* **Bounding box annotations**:
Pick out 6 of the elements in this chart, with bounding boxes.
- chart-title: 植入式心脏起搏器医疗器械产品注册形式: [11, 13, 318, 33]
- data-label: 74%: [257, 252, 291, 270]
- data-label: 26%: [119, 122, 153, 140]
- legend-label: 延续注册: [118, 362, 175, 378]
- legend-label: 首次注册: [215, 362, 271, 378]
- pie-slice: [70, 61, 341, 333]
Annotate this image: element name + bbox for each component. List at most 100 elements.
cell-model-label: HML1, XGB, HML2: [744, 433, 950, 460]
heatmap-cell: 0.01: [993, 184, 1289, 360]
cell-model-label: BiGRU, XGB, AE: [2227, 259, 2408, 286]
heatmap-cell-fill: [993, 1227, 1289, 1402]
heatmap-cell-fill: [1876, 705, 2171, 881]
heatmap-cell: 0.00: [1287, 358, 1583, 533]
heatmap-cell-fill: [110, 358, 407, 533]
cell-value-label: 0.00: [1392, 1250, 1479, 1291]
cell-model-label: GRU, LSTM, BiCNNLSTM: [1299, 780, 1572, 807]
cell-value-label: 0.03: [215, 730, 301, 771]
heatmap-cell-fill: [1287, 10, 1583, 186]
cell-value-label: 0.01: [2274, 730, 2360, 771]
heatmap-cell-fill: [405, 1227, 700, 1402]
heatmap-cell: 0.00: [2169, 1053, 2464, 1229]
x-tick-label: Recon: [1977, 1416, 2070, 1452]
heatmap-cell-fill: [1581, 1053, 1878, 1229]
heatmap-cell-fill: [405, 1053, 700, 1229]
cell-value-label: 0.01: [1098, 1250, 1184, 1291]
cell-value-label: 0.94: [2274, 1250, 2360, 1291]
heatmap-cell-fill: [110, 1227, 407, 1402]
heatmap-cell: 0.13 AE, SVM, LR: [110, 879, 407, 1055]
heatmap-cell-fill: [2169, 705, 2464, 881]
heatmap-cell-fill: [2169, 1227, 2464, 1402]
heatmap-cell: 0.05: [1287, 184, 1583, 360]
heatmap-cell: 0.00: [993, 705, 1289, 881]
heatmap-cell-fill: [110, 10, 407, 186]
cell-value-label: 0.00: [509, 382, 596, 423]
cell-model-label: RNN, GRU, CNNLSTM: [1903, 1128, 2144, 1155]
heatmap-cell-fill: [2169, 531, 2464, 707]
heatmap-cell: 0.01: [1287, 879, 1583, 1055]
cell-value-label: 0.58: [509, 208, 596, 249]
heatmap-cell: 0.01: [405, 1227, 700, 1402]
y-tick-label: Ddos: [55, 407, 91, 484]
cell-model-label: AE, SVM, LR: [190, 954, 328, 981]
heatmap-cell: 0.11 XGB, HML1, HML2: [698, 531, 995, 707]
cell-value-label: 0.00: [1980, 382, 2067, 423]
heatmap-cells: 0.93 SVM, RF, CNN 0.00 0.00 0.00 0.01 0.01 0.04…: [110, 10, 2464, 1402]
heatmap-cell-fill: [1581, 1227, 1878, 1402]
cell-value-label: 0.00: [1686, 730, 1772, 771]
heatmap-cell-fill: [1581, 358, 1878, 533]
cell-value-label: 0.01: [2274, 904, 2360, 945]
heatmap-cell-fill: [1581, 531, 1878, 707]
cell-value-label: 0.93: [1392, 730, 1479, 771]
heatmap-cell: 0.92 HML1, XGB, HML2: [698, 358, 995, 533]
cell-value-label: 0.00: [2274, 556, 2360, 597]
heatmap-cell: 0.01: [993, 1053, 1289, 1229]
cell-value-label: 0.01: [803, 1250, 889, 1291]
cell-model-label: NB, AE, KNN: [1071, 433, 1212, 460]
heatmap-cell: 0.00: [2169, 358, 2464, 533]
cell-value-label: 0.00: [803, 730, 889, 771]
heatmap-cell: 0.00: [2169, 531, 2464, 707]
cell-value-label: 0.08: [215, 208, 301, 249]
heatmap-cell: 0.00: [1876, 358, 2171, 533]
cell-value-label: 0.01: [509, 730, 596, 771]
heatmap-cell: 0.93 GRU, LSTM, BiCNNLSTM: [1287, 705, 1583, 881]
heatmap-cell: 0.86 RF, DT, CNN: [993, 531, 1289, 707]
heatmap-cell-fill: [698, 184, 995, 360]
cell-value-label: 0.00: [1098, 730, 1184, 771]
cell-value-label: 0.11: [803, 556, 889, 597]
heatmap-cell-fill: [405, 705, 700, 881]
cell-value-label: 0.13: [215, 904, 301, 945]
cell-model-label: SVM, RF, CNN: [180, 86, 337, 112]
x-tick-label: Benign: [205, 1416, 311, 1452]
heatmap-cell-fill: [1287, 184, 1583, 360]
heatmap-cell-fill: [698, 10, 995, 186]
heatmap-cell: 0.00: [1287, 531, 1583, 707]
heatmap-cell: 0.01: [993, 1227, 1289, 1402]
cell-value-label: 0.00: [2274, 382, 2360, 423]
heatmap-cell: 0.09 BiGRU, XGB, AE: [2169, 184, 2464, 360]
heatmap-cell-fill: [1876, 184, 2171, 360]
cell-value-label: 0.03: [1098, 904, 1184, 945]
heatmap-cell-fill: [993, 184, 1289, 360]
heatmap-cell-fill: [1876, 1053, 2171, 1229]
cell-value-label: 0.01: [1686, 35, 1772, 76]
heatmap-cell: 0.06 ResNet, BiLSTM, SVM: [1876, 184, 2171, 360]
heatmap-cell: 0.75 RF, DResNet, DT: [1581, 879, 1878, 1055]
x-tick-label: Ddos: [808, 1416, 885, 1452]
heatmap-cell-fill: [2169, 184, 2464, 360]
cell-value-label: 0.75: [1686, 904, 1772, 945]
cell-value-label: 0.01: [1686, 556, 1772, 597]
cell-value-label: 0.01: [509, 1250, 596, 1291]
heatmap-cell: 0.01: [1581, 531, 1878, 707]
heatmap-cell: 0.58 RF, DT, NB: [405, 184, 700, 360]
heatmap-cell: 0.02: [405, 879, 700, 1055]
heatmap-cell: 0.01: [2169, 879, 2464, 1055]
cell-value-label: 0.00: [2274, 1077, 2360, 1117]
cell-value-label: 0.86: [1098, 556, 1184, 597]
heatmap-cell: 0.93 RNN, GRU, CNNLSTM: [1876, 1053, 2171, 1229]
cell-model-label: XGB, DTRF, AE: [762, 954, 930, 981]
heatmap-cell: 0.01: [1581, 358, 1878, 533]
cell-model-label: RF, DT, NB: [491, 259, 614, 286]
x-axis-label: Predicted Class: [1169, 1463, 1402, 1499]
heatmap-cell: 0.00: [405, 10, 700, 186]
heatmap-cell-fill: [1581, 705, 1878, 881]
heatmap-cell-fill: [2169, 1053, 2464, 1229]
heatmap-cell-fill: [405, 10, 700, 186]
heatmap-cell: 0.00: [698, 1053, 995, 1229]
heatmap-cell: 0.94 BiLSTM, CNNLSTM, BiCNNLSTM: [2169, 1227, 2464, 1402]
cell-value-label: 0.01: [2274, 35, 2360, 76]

* **What you will do**: Copy every one of the records above line for line, with no changes.

* **Answer in full**:
Pick out 6 of the elements in this chart, with bounding boxes.
- chart-title: 植入式心脏起搏器医疗器械产品注册形式: [11, 13, 318, 33]
- data-label: 74%: [257, 252, 291, 270]
- data-label: 26%: [119, 122, 153, 140]
- legend-label: 延续注册: [118, 362, 175, 378]
- legend-label: 首次注册: [215, 362, 271, 378]
- pie-slice: [70, 61, 341, 333]
Annotate this image: element name + bbox for each component. List at most 100 elements.
cell-model-label: HML1, XGB, HML2: [744, 433, 950, 460]
heatmap-cell: 0.01: [993, 184, 1289, 360]
cell-model-label: BiGRU, XGB, AE: [2227, 259, 2408, 286]
heatmap-cell-fill: [993, 1227, 1289, 1402]
heatmap-cell-fill: [1876, 705, 2171, 881]
heatmap-cell: 0.00: [1287, 358, 1583, 533]
heatmap-cell-fill: [110, 358, 407, 533]
cell-value-label: 0.00: [1392, 1250, 1479, 1291]
cell-model-label: GRU, LSTM, BiCNNLSTM: [1299, 780, 1572, 807]
cell-value-label: 0.03: [215, 730, 301, 771]
heatmap-cell-fill: [1287, 10, 1583, 186]
cell-value-label: 0.01: [2274, 730, 2360, 771]
heatmap-cell-fill: [405, 1227, 700, 1402]
heatmap-cell: 0.00: [2169, 1053, 2464, 1229]
x-tick-label: Recon: [1977, 1416, 2070, 1452]
heatmap-cell-fill: [1581, 1053, 1878, 1229]
heatmap-cell-fill: [405, 1053, 700, 1229]
cell-value-label: 0.01: [1098, 1250, 1184, 1291]
cell-value-label: 0.94: [2274, 1250, 2360, 1291]
heatmap-cell-fill: [110, 1227, 407, 1402]
heatmap-cell: 0.13 AE, SVM, LR: [110, 879, 407, 1055]
heatmap-cell-fill: [2169, 705, 2464, 881]
heatmap-cell-fill: [2169, 1227, 2464, 1402]
heatmap-cell: 0.05: [1287, 184, 1583, 360]
heatmap-cell: 0.00: [993, 705, 1289, 881]
heatmap-cell-fill: [110, 10, 407, 186]
cell-value-label: 0.00: [509, 382, 596, 423]
cell-model-label: RNN, GRU, CNNLSTM: [1903, 1128, 2144, 1155]
heatmap-cell-fill: [2169, 531, 2464, 707]
heatmap-cell: 0.01: [1287, 879, 1583, 1055]
cell-value-label: 0.58: [509, 208, 596, 249]
heatmap-cell: 0.01: [405, 1227, 700, 1402]
y-tick-label: Ddos: [55, 407, 91, 484]
cell-model-label: AE, SVM, LR: [190, 954, 328, 981]
heatmap-cell: 0.11 XGB, HML1, HML2: [698, 531, 995, 707]
cell-value-label: 0.00: [1980, 382, 2067, 423]
heatmap-cells: 0.93 SVM, RF, CNN 0.00 0.00 0.00 0.01 0.01 0.04…: [110, 10, 2464, 1402]
heatmap-cell-fill: [1581, 1227, 1878, 1402]
cell-value-label: 0.00: [1686, 730, 1772, 771]
heatmap-cell-fill: [1581, 358, 1878, 533]
cell-value-label: 0.01: [2274, 904, 2360, 945]
heatmap-cell-fill: [1581, 531, 1878, 707]
cell-value-label: 0.93: [1392, 730, 1479, 771]
heatmap-cell: 0.92 HML1, XGB, HML2: [698, 358, 995, 533]
cell-value-label: 0.00: [2274, 556, 2360, 597]
heatmap-cell: 0.01: [993, 1053, 1289, 1229]
cell-value-label: 0.01: [803, 1250, 889, 1291]
cell-model-label: NB, AE, KNN: [1071, 433, 1212, 460]
heatmap-cell: 0.00: [2169, 358, 2464, 533]
cell-value-label: 0.00: [803, 730, 889, 771]
heatmap-cell: 0.00: [2169, 531, 2464, 707]
cell-value-label: 0.08: [215, 208, 301, 249]
heatmap-cell: 0.00: [1876, 358, 2171, 533]
cell-value-label: 0.01: [509, 730, 596, 771]
heatmap-cell: 0.93 GRU, LSTM, BiCNNLSTM: [1287, 705, 1583, 881]
heatmap-cell: 0.86 RF, DT, CNN: [993, 531, 1289, 707]
heatmap-cell-fill: [698, 184, 995, 360]
cell-value-label: 0.00: [1098, 730, 1184, 771]
cell-value-label: 0.11: [803, 556, 889, 597]
heatmap-cell-fill: [405, 705, 700, 881]
cell-value-label: 0.13: [215, 904, 301, 945]
cell-model-label: SVM, RF, CNN: [180, 86, 337, 112]
x-tick-label: Benign: [205, 1416, 311, 1452]
heatmap-cell-fill: [1287, 184, 1583, 360]
heatmap-cell-fill: [698, 10, 995, 186]
heatmap-cell: 0.00: [1287, 531, 1583, 707]
heatmap-cell: 0.01: [993, 1227, 1289, 1402]
cell-value-label: 0.00: [2274, 382, 2360, 423]
heatmap-cell: 0.09 BiGRU, XGB, AE: [2169, 184, 2464, 360]
heatmap-cell-fill: [1876, 184, 2171, 360]
cell-value-label: 0.03: [1098, 904, 1184, 945]
heatmap-cell-fill: [993, 184, 1289, 360]
heatmap-cell-fill: [1876, 1053, 2171, 1229]
cell-value-label: 0.01: [1686, 35, 1772, 76]
heatmap-cell: 0.06 ResNet, BiLSTM, SVM: [1876, 184, 2171, 360]
heatmap-cell: 0.75 RF, DResNet, DT: [1581, 879, 1878, 1055]
x-tick-label: Ddos: [808, 1416, 885, 1452]
heatmap-cell-fill: [2169, 184, 2464, 360]
cell-value-label: 0.75: [1686, 904, 1772, 945]
cell-value-label: 0.01: [1686, 556, 1772, 597]
cell-value-label: 0.01: [509, 1250, 596, 1291]
heatmap-cell: 0.01: [1581, 531, 1878, 707]
heatmap-cell: 0.58 RF, DT, NB: [405, 184, 700, 360]
heatmap-cell: 0.02: [405, 879, 700, 1055]
heatmap-cell: 0.01: [2169, 879, 2464, 1055]
cell-value-label: 0.00: [2274, 1077, 2360, 1117]
cell-value-label: 0.86: [1098, 556, 1184, 597]
heatmap-cell: 0.93 RNN, GRU, CNNLSTM: [1876, 1053, 2171, 1229]
cell-model-label: XGB, DTRF, AE: [762, 954, 930, 981]
heatmap-cell: 0.01: [1581, 358, 1878, 533]
cell-model-label: RF, DT, NB: [491, 259, 614, 286]
x-axis-label: Predicted Class: [1169, 1463, 1402, 1499]
heatmap-cell: 0.00: [405, 10, 700, 186]
heatmap-cell-fill: [1581, 705, 1878, 881]
heatmap-cell-fill: [2169, 1053, 2464, 1229]
heatmap-cell-fill: [405, 10, 700, 186]
heatmap-cell: 0.00: [698, 1053, 995, 1229]
heatmap-cell: 0.94 BiLSTM, CNNLSTM, BiCNNLSTM: [2169, 1227, 2464, 1402]
cell-value-label: 0.01: [2274, 35, 2360, 76]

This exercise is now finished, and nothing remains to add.